Give every entry again, word for word.

begin Data supplied

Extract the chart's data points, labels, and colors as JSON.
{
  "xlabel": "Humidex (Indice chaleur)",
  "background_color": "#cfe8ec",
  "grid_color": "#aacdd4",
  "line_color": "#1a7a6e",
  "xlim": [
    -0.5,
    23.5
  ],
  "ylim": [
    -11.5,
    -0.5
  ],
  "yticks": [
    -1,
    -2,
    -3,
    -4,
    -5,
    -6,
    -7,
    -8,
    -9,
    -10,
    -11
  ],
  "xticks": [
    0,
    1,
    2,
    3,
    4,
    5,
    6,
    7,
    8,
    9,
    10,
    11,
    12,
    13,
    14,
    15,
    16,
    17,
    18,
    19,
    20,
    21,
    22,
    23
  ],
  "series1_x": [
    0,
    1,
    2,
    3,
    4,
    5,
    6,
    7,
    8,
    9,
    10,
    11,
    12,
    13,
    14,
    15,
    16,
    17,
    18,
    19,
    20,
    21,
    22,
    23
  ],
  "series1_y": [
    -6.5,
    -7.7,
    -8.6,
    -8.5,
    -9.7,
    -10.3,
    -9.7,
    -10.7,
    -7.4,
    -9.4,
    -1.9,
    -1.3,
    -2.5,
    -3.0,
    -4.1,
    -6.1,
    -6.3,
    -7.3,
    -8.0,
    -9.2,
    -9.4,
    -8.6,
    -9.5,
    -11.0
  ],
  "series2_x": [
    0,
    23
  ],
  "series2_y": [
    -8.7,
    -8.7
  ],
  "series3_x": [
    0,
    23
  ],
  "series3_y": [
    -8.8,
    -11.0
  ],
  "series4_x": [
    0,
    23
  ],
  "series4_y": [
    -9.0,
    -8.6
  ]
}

end Data supplied

* Exercise output:
Extract the chart's data points, labels, and colors as JSON.
{
  "xlabel": "Humidex (Indice chaleur)",
  "background_color": "#cfe8ec",
  "grid_color": "#aacdd4",
  "line_color": "#1a7a6e",
  "xlim": [
    -0.5,
    23.5
  ],
  "ylim": [
    -11.5,
    -0.5
  ],
  "yticks": [
    -1,
    -2,
    -3,
    -4,
    -5,
    -6,
    -7,
    -8,
    -9,
    -10,
    -11
  ],
  "xticks": [
    0,
    1,
    2,
    3,
    4,
    5,
    6,
    7,
    8,
    9,
    10,
    11,
    12,
    13,
    14,
    15,
    16,
    17,
    18,
    19,
    20,
    21,
    22,
    23
  ],
  "series1_x": [
    0,
    1,
    2,
    3,
    4,
    5,
    6,
    7,
    8,
    9,
    10,
    11,
    12,
    13,
    14,
    15,
    16,
    17,
    18,
    19,
    20,
    21,
    22,
    23
  ],
  "series1_y": [
    -6.5,
    -7.7,
    -8.6,
    -8.5,
    -9.7,
    -10.3,
    -9.7,
    -10.7,
    -7.4,
    -9.4,
    -1.9,
    -1.3,
    -2.5,
    -3.0,
    -4.1,
    -6.1,
    -6.3,
    -7.3,
    -8.0,
    -9.2,
    -9.4,
    -8.6,
    -9.5,
    -11.0
  ],
  "series2_x": [
    0,
    23
  ],
  "series2_y": [
    -8.7,
    -8.7
  ],
  "series3_x": [
    0,
    23
  ],
  "series3_y": [
    -8.8,
    -11.0
  ],
  "series4_x": [
    0,
    23
  ],
  "series4_y": [
    -9.0,
    -8.6
  ]
}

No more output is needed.